### WHAT THE TASK REQUIRES
Give the listing again character for character, but drop the images.

►

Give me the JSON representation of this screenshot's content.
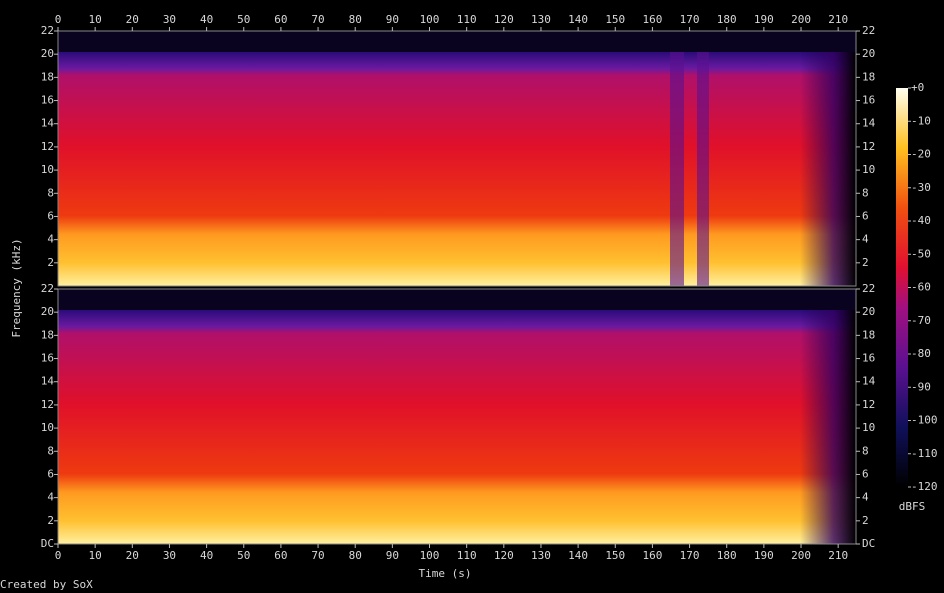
{
  "chart_data": {
    "type": "spectrogram",
    "xlabel": "Time (s)",
    "ylabel": "Frequency (kHz)",
    "footer": "Created by SoX",
    "xlim": [
      0,
      214.8
    ],
    "xticks": [
      0,
      10,
      20,
      30,
      40,
      50,
      60,
      70,
      80,
      90,
      100,
      110,
      120,
      130,
      140,
      150,
      160,
      170,
      180,
      190,
      200,
      210
    ],
    "channels": [
      {
        "ylim": [
          0,
          22
        ],
        "yticks": [
          2,
          4,
          6,
          8,
          10,
          12,
          14,
          16,
          18,
          20,
          22
        ]
      },
      {
        "ylim": [
          0,
          22
        ],
        "yticks": [
          {
            "value": 0,
            "label": "DC"
          },
          2,
          4,
          6,
          8,
          10,
          12,
          14,
          16,
          18,
          20,
          22
        ]
      }
    ],
    "colorbar": {
      "label": "dBFS",
      "lim": [
        -120,
        0
      ],
      "ticks": [
        {
          "value": 0,
          "label": "+0"
        },
        -10,
        -20,
        -30,
        -40,
        -50,
        -60,
        -70,
        -80,
        -90,
        -100,
        -110,
        -120
      ]
    }
  }
}
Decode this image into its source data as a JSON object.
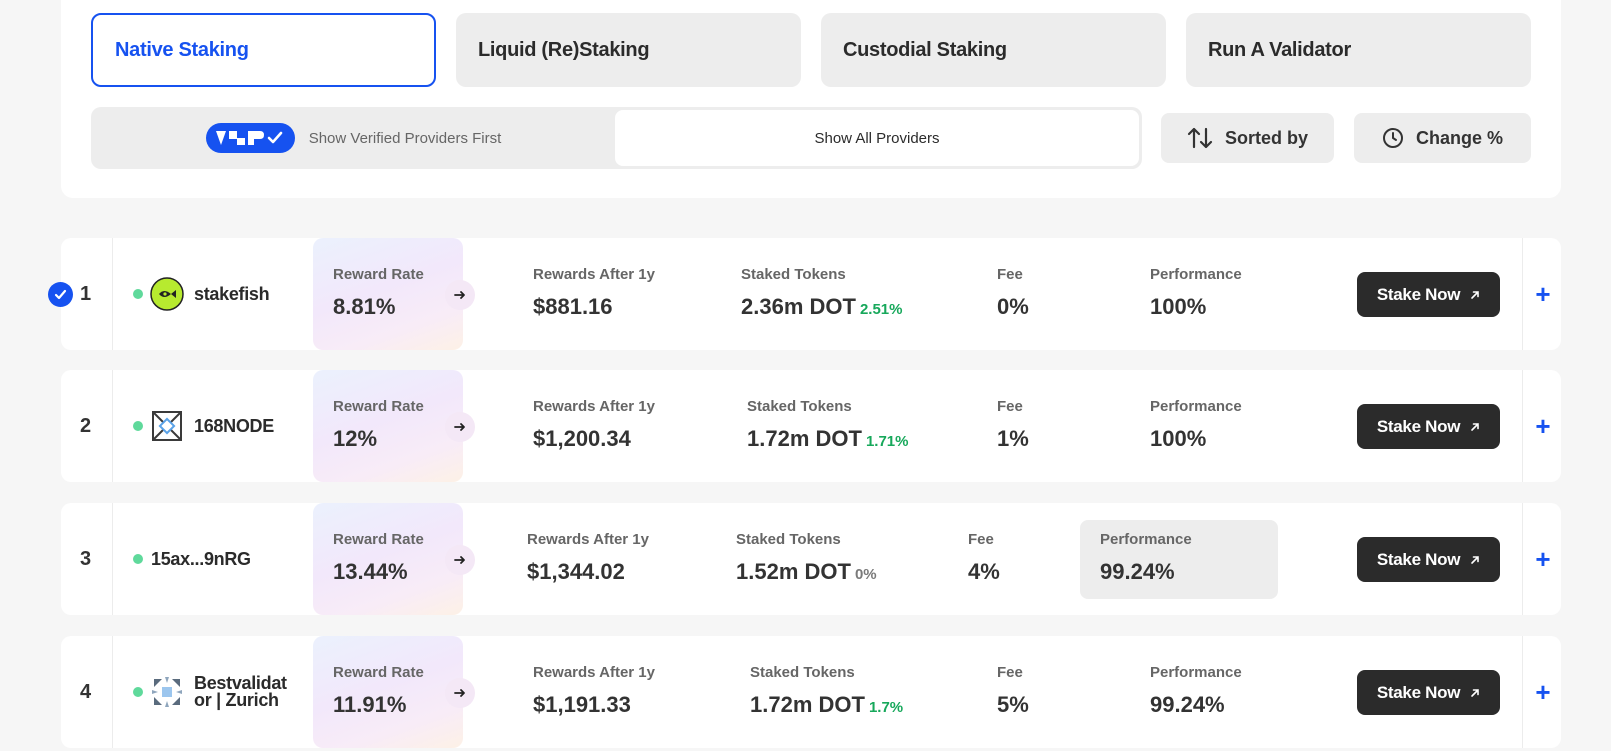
{
  "tabs": [
    {
      "label": "Native Staking",
      "active": true
    },
    {
      "label": "Liquid (Re)Staking",
      "active": false
    },
    {
      "label": "Custodial Staking",
      "active": false
    },
    {
      "label": "Run A Validator",
      "active": false
    }
  ],
  "filter": {
    "badge": "VSP",
    "verified_label": "Show Verified Providers First",
    "all_label": "Show All Providers",
    "selected": "all"
  },
  "controls": {
    "sort_label": "Sorted by",
    "change_label": "Change %"
  },
  "accent_color": "#1652f0",
  "providers": [
    {
      "rank": "1",
      "name": "stakefish",
      "logo": "stakefish-logo",
      "verified": true,
      "reward_rate_label": "Reward Rate",
      "reward_rate": "8.81%",
      "rewards_label": "Rewards After 1y",
      "rewards": "$881.16",
      "staked_label": "Staked Tokens",
      "staked": "2.36m DOT",
      "staked_change": "2.51%",
      "fee_label": "Fee",
      "fee": "0%",
      "performance_label": "Performance",
      "performance": "100%",
      "stake_button": "Stake Now"
    },
    {
      "rank": "2",
      "name": "168NODE",
      "logo": "168node-logo",
      "verified": false,
      "reward_rate_label": "Reward Rate",
      "reward_rate": "12%",
      "rewards_label": "Rewards After 1y",
      "rewards": "$1,200.34",
      "staked_label": "Staked Tokens",
      "staked": "1.72m DOT",
      "staked_change": "1.71%",
      "fee_label": "Fee",
      "fee": "1%",
      "performance_label": "Performance",
      "performance": "100%",
      "stake_button": "Stake Now"
    },
    {
      "rank": "3",
      "name": "15ax...9nRG",
      "logo": "",
      "verified": false,
      "reward_rate_label": "Reward Rate",
      "reward_rate": "13.44%",
      "rewards_label": "Rewards After 1y",
      "rewards": "$1,344.02",
      "staked_label": "Staked Tokens",
      "staked": "1.52m DOT",
      "staked_change": "0%",
      "fee_label": "Fee",
      "fee": "4%",
      "performance_label": "Performance",
      "performance": "99.24%",
      "stake_button": "Stake Now"
    },
    {
      "rank": "4",
      "name_line1": "Bestvalidat",
      "name_line2": "or | Zurich",
      "logo": "bestvalidator-logo",
      "verified": false,
      "reward_rate_label": "Reward Rate",
      "reward_rate": "11.91%",
      "rewards_label": "Rewards After 1y",
      "rewards": "$1,191.33",
      "staked_label": "Staked Tokens",
      "staked": "1.72m DOT",
      "staked_change": "1.7%",
      "fee_label": "Fee",
      "fee": "5%",
      "performance_label": "Performance",
      "performance": "99.24%",
      "stake_button": "Stake Now"
    }
  ]
}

◄

### THE RESPONSE
Give me the JSON representation of this screenshot's content.
{
  "chart_data": {
    "type": "spectrogram",
    "xlabel": "Time (s)",
    "ylabel": "Frequency (kHz)",
    "footer": "Created by SoX",
    "xlim": [
      0,
      214.8
    ],
    "xticks": [
      0,
      10,
      20,
      30,
      40,
      50,
      60,
      70,
      80,
      90,
      100,
      110,
      120,
      130,
      140,
      150,
      160,
      170,
      180,
      190,
      200,
      210
    ],
    "channels": [
      {
        "ylim": [
          0,
          22
        ],
        "yticks": [
          2,
          4,
          6,
          8,
          10,
          12,
          14,
          16,
          18,
          20,
          22
        ]
      },
      {
        "ylim": [
          0,
          22
        ],
        "yticks": [
          {
            "value": 0,
            "label": "DC"
          },
          2,
          4,
          6,
          8,
          10,
          12,
          14,
          16,
          18,
          20,
          22
        ]
      }
    ],
    "colorbar": {
      "label": "dBFS",
      "lim": [
        -120,
        0
      ],
      "ticks": [
        {
          "value": 0,
          "label": "+0"
        },
        -10,
        -20,
        -30,
        -40,
        -50,
        -60,
        -70,
        -80,
        -90,
        -100,
        -110,
        -120
      ]
    }
  }
}
Decode this image into its source data as a JSON object.
{
  "tabs": [
    {
      "label": "Native Staking",
      "active": true
    },
    {
      "label": "Liquid (Re)Staking",
      "active": false
    },
    {
      "label": "Custodial Staking",
      "active": false
    },
    {
      "label": "Run A Validator",
      "active": false
    }
  ],
  "filter": {
    "badge": "VSP",
    "verified_label": "Show Verified Providers First",
    "all_label": "Show All Providers",
    "selected": "all"
  },
  "controls": {
    "sort_label": "Sorted by",
    "change_label": "Change %"
  },
  "accent_color": "#1652f0",
  "providers": [
    {
      "rank": "1",
      "name": "stakefish",
      "logo": "stakefish-logo",
      "verified": true,
      "reward_rate_label": "Reward Rate",
      "reward_rate": "8.81%",
      "rewards_label": "Rewards After 1y",
      "rewards": "$881.16",
      "staked_label": "Staked Tokens",
      "staked": "2.36m DOT",
      "staked_change": "2.51%",
      "fee_label": "Fee",
      "fee": "0%",
      "performance_label": "Performance",
      "performance": "100%",
      "stake_button": "Stake Now"
    },
    {
      "rank": "2",
      "name": "168NODE",
      "logo": "168node-logo",
      "verified": false,
      "reward_rate_label": "Reward Rate",
      "reward_rate": "12%",
      "rewards_label": "Rewards After 1y",
      "rewards": "$1,200.34",
      "staked_label": "Staked Tokens",
      "staked": "1.72m DOT",
      "staked_change": "1.71%",
      "fee_label": "Fee",
      "fee": "1%",
      "performance_label": "Performance",
      "performance": "100%",
      "stake_button": "Stake Now"
    },
    {
      "rank": "3",
      "name": "15ax...9nRG",
      "logo": "",
      "verified": false,
      "reward_rate_label": "Reward Rate",
      "reward_rate": "13.44%",
      "rewards_label": "Rewards After 1y",
      "rewards": "$1,344.02",
      "staked_label": "Staked Tokens",
      "staked": "1.52m DOT",
      "staked_change": "0%",
      "fee_label": "Fee",
      "fee": "4%",
      "performance_label": "Performance",
      "performance": "99.24%",
      "stake_button": "Stake Now"
    },
    {
      "rank": "4",
      "name_line1": "Bestvalidat",
      "name_line2": "or | Zurich",
      "logo": "bestvalidator-logo",
      "verified": false,
      "reward_rate_label": "Reward Rate",
      "reward_rate": "11.91%",
      "rewards_label": "Rewards After 1y",
      "rewards": "$1,191.33",
      "staked_label": "Staked Tokens",
      "staked": "1.72m DOT",
      "staked_change": "1.7%",
      "fee_label": "Fee",
      "fee": "5%",
      "performance_label": "Performance",
      "performance": "99.24%",
      "stake_button": "Stake Now"
    }
  ]
}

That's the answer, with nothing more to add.